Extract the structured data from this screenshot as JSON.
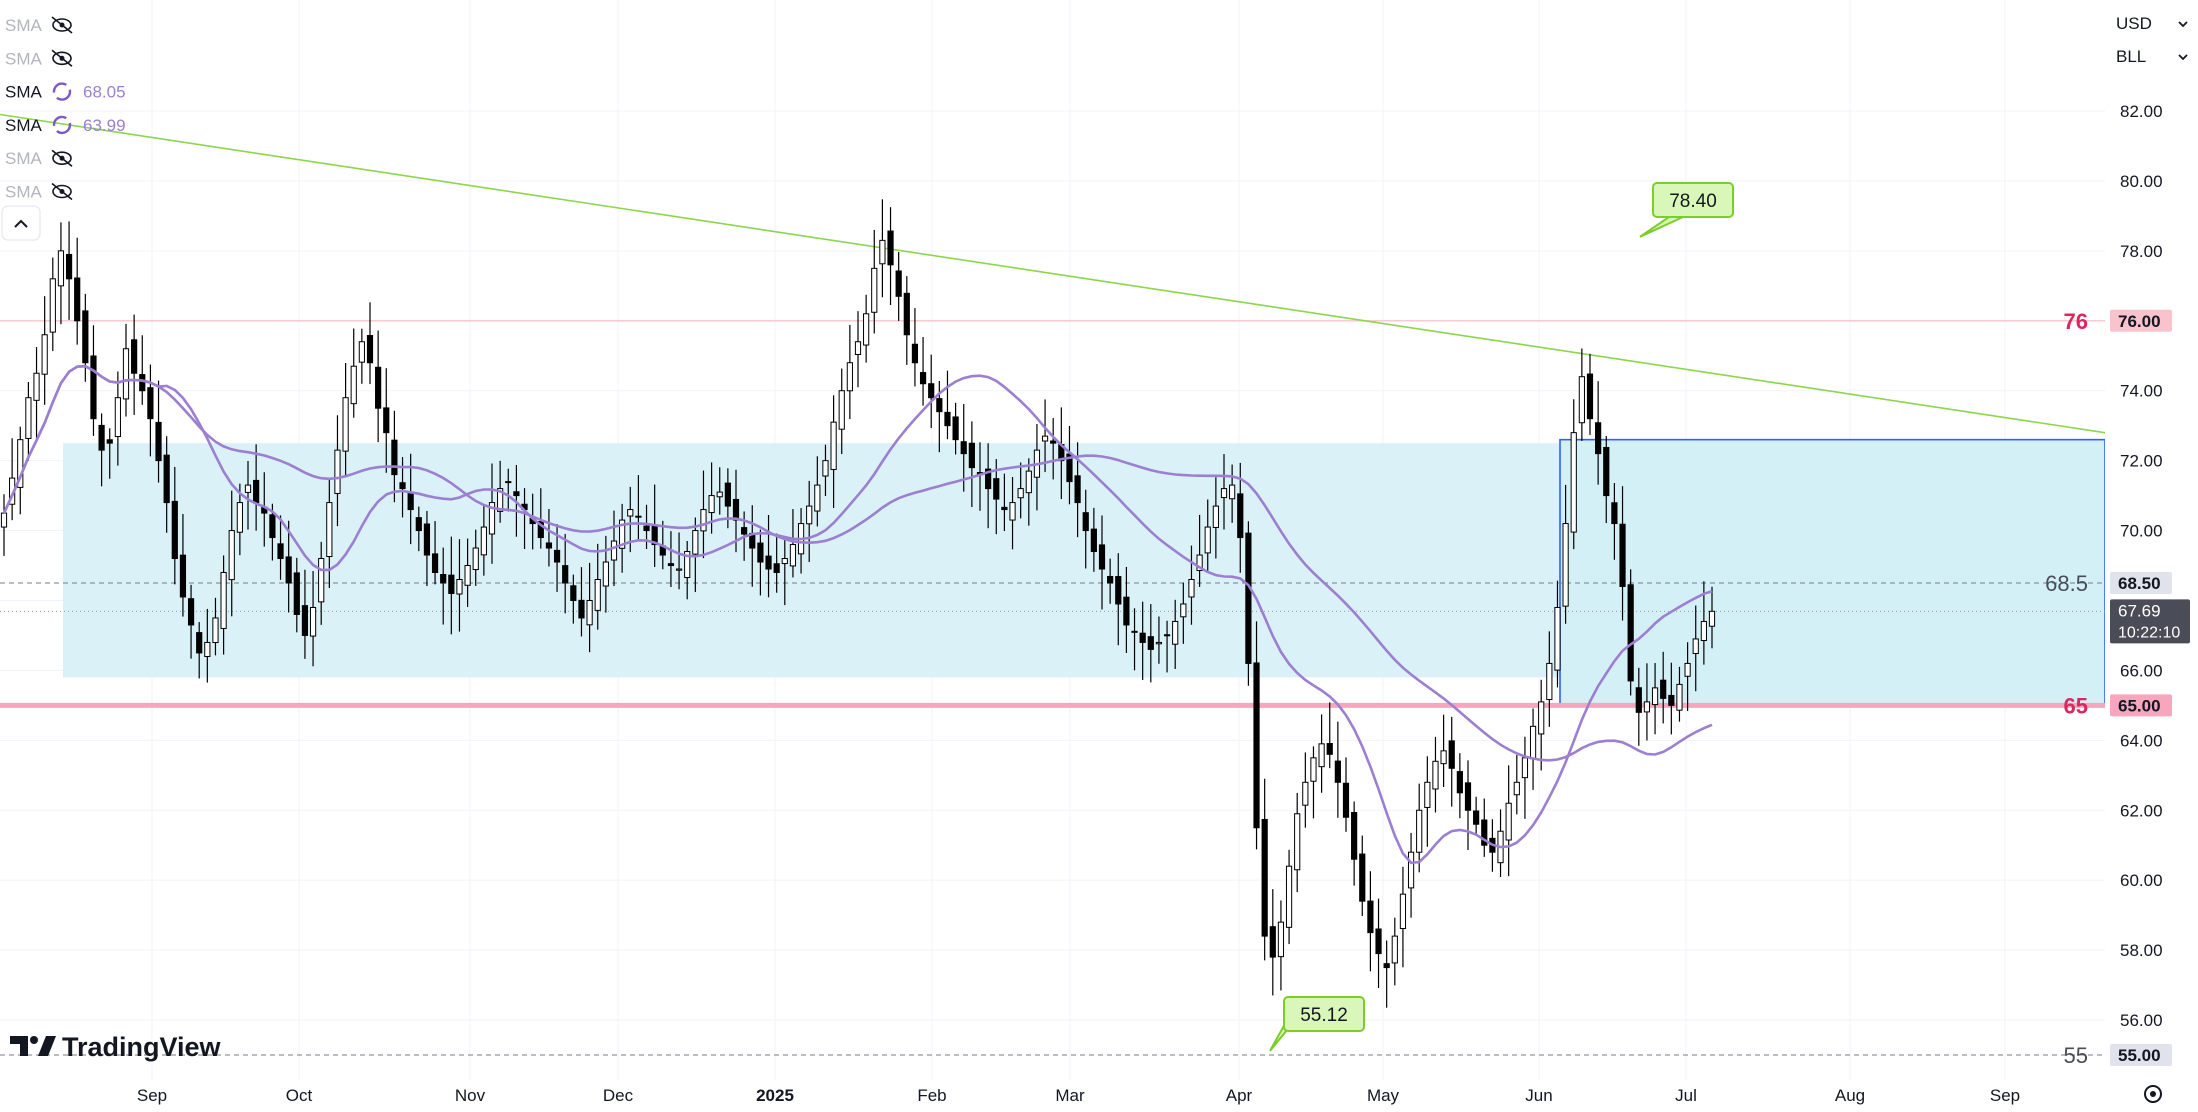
{
  "header": {
    "currency": "USD",
    "unit": "BLL",
    "dropdown_icon": "chevron-down-icon",
    "collapse_icon": "chevron-up-icon"
  },
  "indicators": [
    {
      "label": "SMA",
      "icon": "eye-off-icon",
      "value": "",
      "visible": false
    },
    {
      "label": "SMA",
      "icon": "eye-off-icon",
      "value": "",
      "visible": false
    },
    {
      "label": "SMA",
      "icon": "loading-icon",
      "value": "68.05",
      "visible": true
    },
    {
      "label": "SMA",
      "icon": "loading-icon",
      "value": "63.99",
      "visible": true
    },
    {
      "label": "SMA",
      "icon": "eye-off-icon",
      "value": "",
      "visible": false
    },
    {
      "label": "SMA",
      "icon": "eye-off-icon",
      "value": "",
      "visible": false
    }
  ],
  "brand": {
    "name": "TradingView",
    "logo_icon": "tradingview-logo-icon"
  },
  "settings_icon": "settings-gear-icon",
  "colors": {
    "up_candle": "#ffffff",
    "down_candle": "#000000",
    "sma_line": "#9c7fd0",
    "trend_line": "#8bd64a",
    "zone_fill": "#daf1f7",
    "box_border": "#2962ff",
    "support_line": "#f7a6bd",
    "resistance_line": "#f8c3cc",
    "level_label": "#e0245e",
    "callout_fill": "#d9f7b8",
    "callout_border": "#7ccd2a"
  },
  "chart_data": {
    "type": "candlestick",
    "y_range": [
      55,
      82.5
    ],
    "y_ticks": [
      "82.00",
      "80.00",
      "78.00",
      "76.00",
      "74.00",
      "72.00",
      "70.00",
      "68.00",
      "66.00",
      "64.00",
      "62.00",
      "60.00",
      "58.00",
      "56.00",
      "55.00"
    ],
    "x_ticks": [
      "Sep",
      "Oct",
      "Nov",
      "Dec",
      "2025",
      "Feb",
      "Mar",
      "Apr",
      "May",
      "Jun",
      "Jul",
      "Aug",
      "Sep"
    ],
    "last_price": {
      "value": "67.69",
      "countdown": "10:22:10"
    },
    "levels": [
      {
        "value": 76,
        "label": "76",
        "axis_label": "76.00",
        "style": "solid"
      },
      {
        "value": 68.5,
        "label": "68.5",
        "axis_label": "68.50",
        "style": "dashed"
      },
      {
        "value": 65,
        "label": "65",
        "axis_label": "65.00",
        "style": "thick"
      },
      {
        "value": 55,
        "label": "55",
        "axis_label": "55.00",
        "style": "dashed"
      }
    ],
    "zone": {
      "from_month": "Aug",
      "to_month": "Jul",
      "low": 65.8,
      "high": 72.5
    },
    "box": {
      "low": 65.0,
      "high": 72.6
    },
    "callouts": [
      {
        "label": "78.40",
        "value": 78.4,
        "position": "high"
      },
      {
        "label": "55.12",
        "value": 55.12,
        "position": "low"
      }
    ],
    "trendline": {
      "start": 81.9,
      "end": 72.8
    },
    "closes": [
      70.5,
      71.5,
      72.6,
      73.8,
      74.5,
      75.6,
      77.2,
      78.0,
      77.2,
      76.0,
      74.8,
      73.2,
      72.3,
      72.5,
      73.8,
      75.2,
      74.5,
      74.0,
      73.2,
      72.0,
      70.8,
      69.2,
      68.1,
      67.3,
      66.5,
      66.8,
      67.5,
      68.8,
      70.0,
      70.8,
      71.3,
      70.8,
      70.5,
      69.8,
      69.2,
      68.5,
      67.6,
      67.0,
      67.8,
      69.2,
      70.8,
      72.3,
      73.8,
      74.7,
      75.4,
      74.8,
      73.5,
      72.8,
      71.6,
      71.2,
      70.6,
      70.0,
      69.3,
      68.8,
      68.5,
      68.2,
      68.6,
      69.0,
      69.5,
      70.1,
      70.8,
      71.2,
      71.4,
      71.0,
      70.6,
      70.2,
      69.8,
      69.5,
      69.1,
      68.5,
      68.0,
      67.5,
      68.0,
      68.6,
      69.1,
      69.7,
      70.3,
      70.6,
      70.4,
      70.0,
      69.6,
      69.3,
      69.0,
      68.9,
      69.4,
      70.0,
      70.6,
      71.0,
      71.1,
      70.7,
      70.3,
      69.9,
      69.5,
      69.1,
      68.9,
      68.8,
      69.2,
      69.6,
      70.2,
      70.7,
      71.3,
      72.0,
      73.1,
      74.0,
      74.8,
      75.4,
      76.2,
      77.5,
      78.3,
      77.6,
      76.7,
      75.6,
      74.8,
      74.2,
      73.8,
      73.4,
      73.0,
      72.6,
      72.2,
      71.8,
      71.6,
      71.2,
      70.9,
      70.6,
      70.8,
      71.2,
      71.7,
      72.3,
      72.7,
      72.5,
      72.0,
      71.4,
      70.8,
      70.0,
      69.4,
      68.9,
      68.5,
      67.9,
      67.3,
      67.1,
      66.8,
      66.6,
      66.8,
      67.0,
      67.4,
      67.9,
      68.6,
      69.3,
      70.1,
      70.7,
      71.2,
      71.3,
      69.8,
      66.2,
      61.5,
      58.4,
      57.8,
      58.8,
      60.4,
      61.9,
      62.8,
      63.5,
      63.9,
      63.6,
      62.8,
      61.8,
      60.6,
      59.4,
      58.5,
      57.9,
      57.5,
      58.4,
      59.6,
      60.8,
      62.0,
      62.8,
      63.4,
      63.7,
      63.2,
      62.5,
      62.0,
      61.6,
      61.0,
      60.8,
      61.4,
      62.2,
      62.8,
      63.5,
      64.4,
      65.1,
      66.2,
      67.8,
      70.2,
      72.8,
      74.4,
      73.2,
      72.2,
      71.0,
      70.2,
      68.4,
      65.7,
      64.8,
      65.1,
      65.5,
      65.2,
      65.0,
      65.6,
      66.2,
      66.9,
      67.4,
      67.69
    ]
  }
}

● **Short exercise**
Repeat the entries exactly and keep the pictures out of the copy.

● **Finished task**
Extract the structured data from this screenshot as JSON.
{
  "header": {
    "currency": "USD",
    "unit": "BLL",
    "dropdown_icon": "chevron-down-icon",
    "collapse_icon": "chevron-up-icon"
  },
  "indicators": [
    {
      "label": "SMA",
      "icon": "eye-off-icon",
      "value": "",
      "visible": false
    },
    {
      "label": "SMA",
      "icon": "eye-off-icon",
      "value": "",
      "visible": false
    },
    {
      "label": "SMA",
      "icon": "loading-icon",
      "value": "68.05",
      "visible": true
    },
    {
      "label": "SMA",
      "icon": "loading-icon",
      "value": "63.99",
      "visible": true
    },
    {
      "label": "SMA",
      "icon": "eye-off-icon",
      "value": "",
      "visible": false
    },
    {
      "label": "SMA",
      "icon": "eye-off-icon",
      "value": "",
      "visible": false
    }
  ],
  "brand": {
    "name": "TradingView",
    "logo_icon": "tradingview-logo-icon"
  },
  "settings_icon": "settings-gear-icon",
  "colors": {
    "up_candle": "#ffffff",
    "down_candle": "#000000",
    "sma_line": "#9c7fd0",
    "trend_line": "#8bd64a",
    "zone_fill": "#daf1f7",
    "box_border": "#2962ff",
    "support_line": "#f7a6bd",
    "resistance_line": "#f8c3cc",
    "level_label": "#e0245e",
    "callout_fill": "#d9f7b8",
    "callout_border": "#7ccd2a"
  },
  "chart_data": {
    "type": "candlestick",
    "y_range": [
      55,
      82.5
    ],
    "y_ticks": [
      "82.00",
      "80.00",
      "78.00",
      "76.00",
      "74.00",
      "72.00",
      "70.00",
      "68.00",
      "66.00",
      "64.00",
      "62.00",
      "60.00",
      "58.00",
      "56.00",
      "55.00"
    ],
    "x_ticks": [
      "Sep",
      "Oct",
      "Nov",
      "Dec",
      "2025",
      "Feb",
      "Mar",
      "Apr",
      "May",
      "Jun",
      "Jul",
      "Aug",
      "Sep"
    ],
    "last_price": {
      "value": "67.69",
      "countdown": "10:22:10"
    },
    "levels": [
      {
        "value": 76,
        "label": "76",
        "axis_label": "76.00",
        "style": "solid"
      },
      {
        "value": 68.5,
        "label": "68.5",
        "axis_label": "68.50",
        "style": "dashed"
      },
      {
        "value": 65,
        "label": "65",
        "axis_label": "65.00",
        "style": "thick"
      },
      {
        "value": 55,
        "label": "55",
        "axis_label": "55.00",
        "style": "dashed"
      }
    ],
    "zone": {
      "from_month": "Aug",
      "to_month": "Jul",
      "low": 65.8,
      "high": 72.5
    },
    "box": {
      "low": 65.0,
      "high": 72.6
    },
    "callouts": [
      {
        "label": "78.40",
        "value": 78.4,
        "position": "high"
      },
      {
        "label": "55.12",
        "value": 55.12,
        "position": "low"
      }
    ],
    "trendline": {
      "start": 81.9,
      "end": 72.8
    },
    "closes": [
      70.5,
      71.5,
      72.6,
      73.8,
      74.5,
      75.6,
      77.2,
      78.0,
      77.2,
      76.0,
      74.8,
      73.2,
      72.3,
      72.5,
      73.8,
      75.2,
      74.5,
      74.0,
      73.2,
      72.0,
      70.8,
      69.2,
      68.1,
      67.3,
      66.5,
      66.8,
      67.5,
      68.8,
      70.0,
      70.8,
      71.3,
      70.8,
      70.5,
      69.8,
      69.2,
      68.5,
      67.6,
      67.0,
      67.8,
      69.2,
      70.8,
      72.3,
      73.8,
      74.7,
      75.4,
      74.8,
      73.5,
      72.8,
      71.6,
      71.2,
      70.6,
      70.0,
      69.3,
      68.8,
      68.5,
      68.2,
      68.6,
      69.0,
      69.5,
      70.1,
      70.8,
      71.2,
      71.4,
      71.0,
      70.6,
      70.2,
      69.8,
      69.5,
      69.1,
      68.5,
      68.0,
      67.5,
      68.0,
      68.6,
      69.1,
      69.7,
      70.3,
      70.6,
      70.4,
      70.0,
      69.6,
      69.3,
      69.0,
      68.9,
      69.4,
      70.0,
      70.6,
      71.0,
      71.1,
      70.7,
      70.3,
      69.9,
      69.5,
      69.1,
      68.9,
      68.8,
      69.2,
      69.6,
      70.2,
      70.7,
      71.3,
      72.0,
      73.1,
      74.0,
      74.8,
      75.4,
      76.2,
      77.5,
      78.3,
      77.6,
      76.7,
      75.6,
      74.8,
      74.2,
      73.8,
      73.4,
      73.0,
      72.6,
      72.2,
      71.8,
      71.6,
      71.2,
      70.9,
      70.6,
      70.8,
      71.2,
      71.7,
      72.3,
      72.7,
      72.5,
      72.0,
      71.4,
      70.8,
      70.0,
      69.4,
      68.9,
      68.5,
      67.9,
      67.3,
      67.1,
      66.8,
      66.6,
      66.8,
      67.0,
      67.4,
      67.9,
      68.6,
      69.3,
      70.1,
      70.7,
      71.2,
      71.3,
      69.8,
      66.2,
      61.5,
      58.4,
      57.8,
      58.8,
      60.4,
      61.9,
      62.8,
      63.5,
      63.9,
      63.6,
      62.8,
      61.8,
      60.6,
      59.4,
      58.5,
      57.9,
      57.5,
      58.4,
      59.6,
      60.8,
      62.0,
      62.8,
      63.4,
      63.7,
      63.2,
      62.5,
      62.0,
      61.6,
      61.0,
      60.8,
      61.4,
      62.2,
      62.8,
      63.5,
      64.4,
      65.1,
      66.2,
      67.8,
      70.2,
      72.8,
      74.4,
      73.2,
      72.2,
      71.0,
      70.2,
      68.4,
      65.7,
      64.8,
      65.1,
      65.5,
      65.2,
      65.0,
      65.6,
      66.2,
      66.9,
      67.4,
      67.69
    ]
  }
}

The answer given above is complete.